### WHAT IS EXPECTED
Below are entries to be transcribed exactly; exclude the pictures from the copy.

(Saved entries)
◆ ◆ ◆

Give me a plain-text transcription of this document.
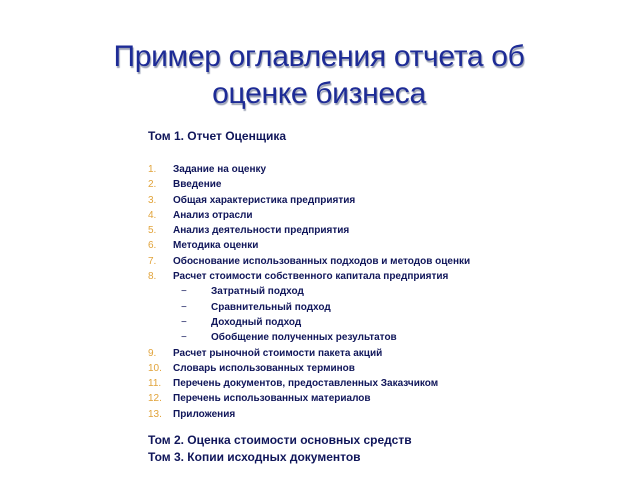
Пример оглавления отчета об
оценке бизнеса
Том 1. Отчет Оценщика
1. Задание на оценку
2. Введение
3. Общая характеристика предприятия
4. Анализ отрасли
5. Анализ деятельности предприятия
6. Методика оценки
7. Обоснование использованных подходов и методов оценки
8. Расчет стоимости собственного капитала предприятия
− Затратный подход
− Сравнительный подход
− Доходный подход
− Обобщение полученных результатов
9. Расчет рыночной стоимости пакета акций
10. Словарь использованных терминов
11. Перечень документов, предоставленных Заказчиком
12. Перечень использованных материалов
13. Приложения
Том 2. Оценка стоимости основных средств
Том 3. Копии исходных документов
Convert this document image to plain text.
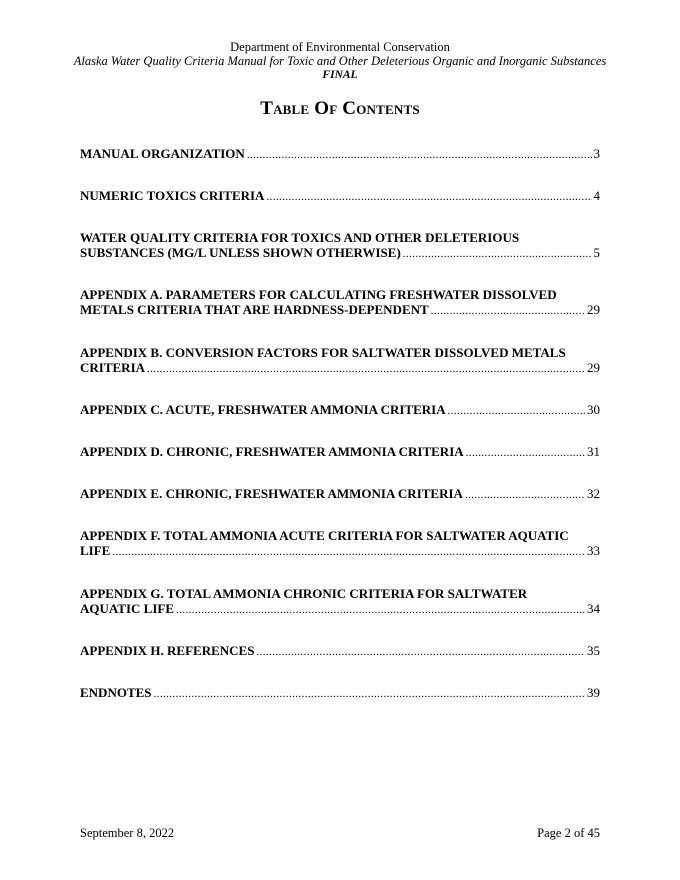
Department of Environmental Conservation
Alaska Water Quality Criteria Manual for Toxic and Other Deleterious Organic and Inorganic Substances
FINAL
Table Of Contents
MANUAL ORGANIZATION .....	3
NUMERIC TOXICS CRITERIA .....	4
WATER QUALITY CRITERIA FOR TOXICS AND OTHER DELETERIOUS
SUBSTANCES (MG/L UNLESS SHOWN OTHERWISE) .....	5
APPENDIX A. PARAMETERS FOR CALCULATING FRESHWATER DISSOLVED
METALS CRITERIA THAT ARE HARDNESS-DEPENDENT .....	29
APPENDIX B. CONVERSION FACTORS FOR SALTWATER DISSOLVED METALS
CRITERIA .....	29
APPENDIX C. ACUTE, FRESHWATER AMMONIA CRITERIA .....	30
APPENDIX D. CHRONIC, FRESHWATER AMMONIA CRITERIA .....	31
APPENDIX E. CHRONIC, FRESHWATER AMMONIA CRITERIA .....	32
APPENDIX F. TOTAL AMMONIA ACUTE CRITERIA FOR SALTWATER AQUATIC
LIFE .....	33
APPENDIX G. TOTAL AMMONIA CHRONIC CRITERIA FOR SALTWATER
AQUATIC LIFE .....	34
APPENDIX H. REFERENCES .....	35
ENDNOTES .....	39
September 8, 2022	Page 2 of 45
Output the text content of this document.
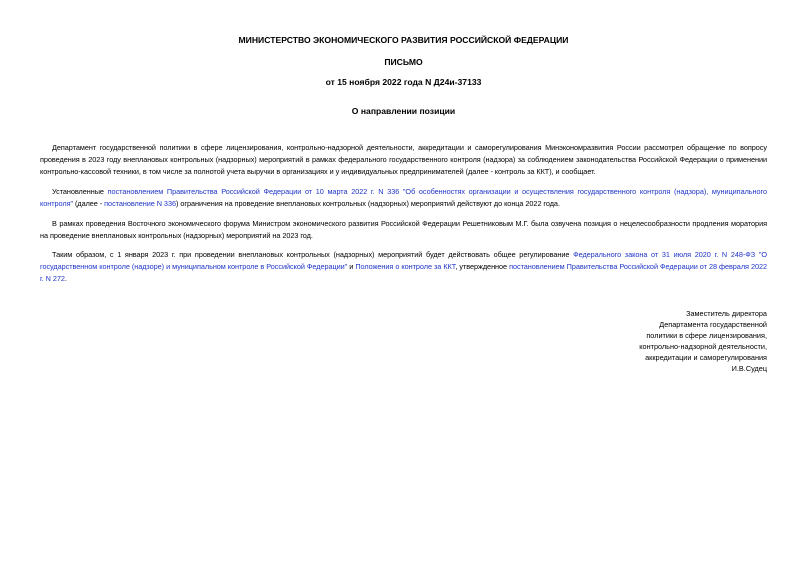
МИНИСТЕРСТВО ЭКОНОМИЧЕСКОГО РАЗВИТИЯ РОССИЙСКОЙ ФЕДЕРАЦИИ
ПИСЬМО
от 15 ноября 2022 года N Д24и-37133
О направлении позиции

Департамент государственной политики в сфере лицензирования, контрольно-надзорной деятельности, аккредитации и саморегулирования Минэкономразвития России рассмотрел обращение по вопросу проведения в 2023 году внеплановых контрольных (надзорных) мероприятий в рамках федерального государственного контроля (надзора) за соблюдением законодательства Российской Федерации о применении контрольно-кассовой техники, в том числе за полнотой учета выручки в организациях и у индивидуальных предпринимателей (далее - контроль за ККТ), и сообщает.

Установленные постановлением Правительства Российской Федерации от 10 марта 2022 г. N 336 "Об особенностях организации и осуществления государственного контроля (надзора), муниципального контроля" (далее - постановление N 336) ограничения на проведение внеплановых контрольных (надзорных) мероприятий действуют до конца 2022 года.

В рамках проведения Восточного экономического форума Министром экономического развития Российской Федерации Решетниковым М.Г. была озвучена позиция о нецелесообразности продления моратория на проведение внеплановых контрольных (надзорных) мероприятий на 2023 год.

Таким образом, с 1 января 2023 г. при проведении внеплановых контрольных (надзорных) мероприятий будет действовать общее регулирование Федерального закона от 31 июля 2020 г. N 248-ФЗ "О государственном контроле (надзоре) и муниципальном контроле в Российской Федерации" и Положения о контроле за ККТ, утвержденное постановлением Правительства Российской Федерации от 28 февраля 2022 г. N 272.

Заместитель директора
Департамента государственной
политики в сфере лицензирования,
контрольно-надзорной деятельности,
аккредитации и саморегулирования
И.В.Судец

◆ ◆ ◆

### RESULT FOR THIS TASK
Give me a plain-text transcription of this document.
Пример оглавления отчета об
оценке бизнеса
Том 1. Отчет Оценщика
1. Задание на оценку
2. Введение
3. Общая характеристика предприятия
4. Анализ отрасли
5. Анализ деятельности предприятия
6. Методика оценки
7. Обоснование использованных подходов и методов оценки
8. Расчет стоимости собственного капитала предприятия
− Затратный подход
− Сравнительный подход
− Доходный подход
− Обобщение полученных результатов
9. Расчет рыночной стоимости пакета акций
10. Словарь использованных терминов
11. Перечень документов, предоставленных Заказчиком
12. Перечень использованных материалов
13. Приложения
Том 2. Оценка стоимости основных средств
Том 3. Копии исходных документов
Convert this document image to plain text.
Department of Environmental Conservation
Alaska Water Quality Criteria Manual for Toxic and Other Deleterious Organic and Inorganic Substances
FINAL
Table Of Contents
MANUAL ORGANIZATION .....	3
NUMERIC TOXICS CRITERIA .....	4
WATER QUALITY CRITERIA FOR TOXICS AND OTHER DELETERIOUS
SUBSTANCES (MG/L UNLESS SHOWN OTHERWISE) .....	5
APPENDIX A. PARAMETERS FOR CALCULATING FRESHWATER DISSOLVED
METALS CRITERIA THAT ARE HARDNESS-DEPENDENT .....	29
APPENDIX B. CONVERSION FACTORS FOR SALTWATER DISSOLVED METALS
CRITERIA .....	29
APPENDIX C. ACUTE, FRESHWATER AMMONIA CRITERIA .....	30
APPENDIX D. CHRONIC, FRESHWATER AMMONIA CRITERIA .....	31
APPENDIX E. CHRONIC, FRESHWATER AMMONIA CRITERIA .....	32
APPENDIX F. TOTAL AMMONIA ACUTE CRITERIA FOR SALTWATER AQUATIC
LIFE .....	33
APPENDIX G. TOTAL AMMONIA CHRONIC CRITERIA FOR SALTWATER
AQUATIC LIFE .....	34
APPENDIX H. REFERENCES .....	35
ENDNOTES .....	39
September 8, 2022	Page 2 of 45
Output the text content of this document.
МИНИСТЕРСТВО ЭКОНОМИЧЕСКОГО РАЗВИТИЯ РОССИЙСКОЙ ФЕДЕРАЦИИ
ПИСЬМО
от 15 ноября 2022 года N Д24и-37133
О направлении позиции

Департамент государственной политики в сфере лицензирования, контрольно-надзорной деятельности, аккредитации и саморегулирования Минэкономразвития России рассмотрел обращение по вопросу проведения в 2023 году внеплановых контрольных (надзорных) мероприятий в рамках федерального государственного контроля (надзора) за соблюдением законодательства Российской Федерации о применении контрольно-кассовой техники, в том числе за полнотой учета выручки в организациях и у индивидуальных предпринимателей (далее - контроль за ККТ), и сообщает.

Установленные постановлением Правительства Российской Федерации от 10 марта 2022 г. N 336 "Об особенностях организации и осуществления государственного контроля (надзора), муниципального контроля" (далее - постановление N 336) ограничения на проведение внеплановых контрольных (надзорных) мероприятий действуют до конца 2022 года.

В рамках проведения Восточного экономического форума Министром экономического развития Российской Федерации Решетниковым М.Г. была озвучена позиция о нецелесообразности продления моратория на проведение внеплановых контрольных (надзорных) мероприятий на 2023 год.

Таким образом, с 1 января 2023 г. при проведении внеплановых контрольных (надзорных) мероприятий будет действовать общее регулирование Федерального закона от 31 июля 2020 г. N 248-ФЗ "О государственном контроле (надзоре) и муниципальном контроле в Российской Федерации" и Положения о контроле за ККТ, утвержденное постановлением Правительства Российской Федерации от 28 февраля 2022 г. N 272.

Заместитель директора
Департамента государственной
политики в сфере лицензирования,
контрольно-надзорной деятельности,
аккредитации и саморегулирования
И.В.Судец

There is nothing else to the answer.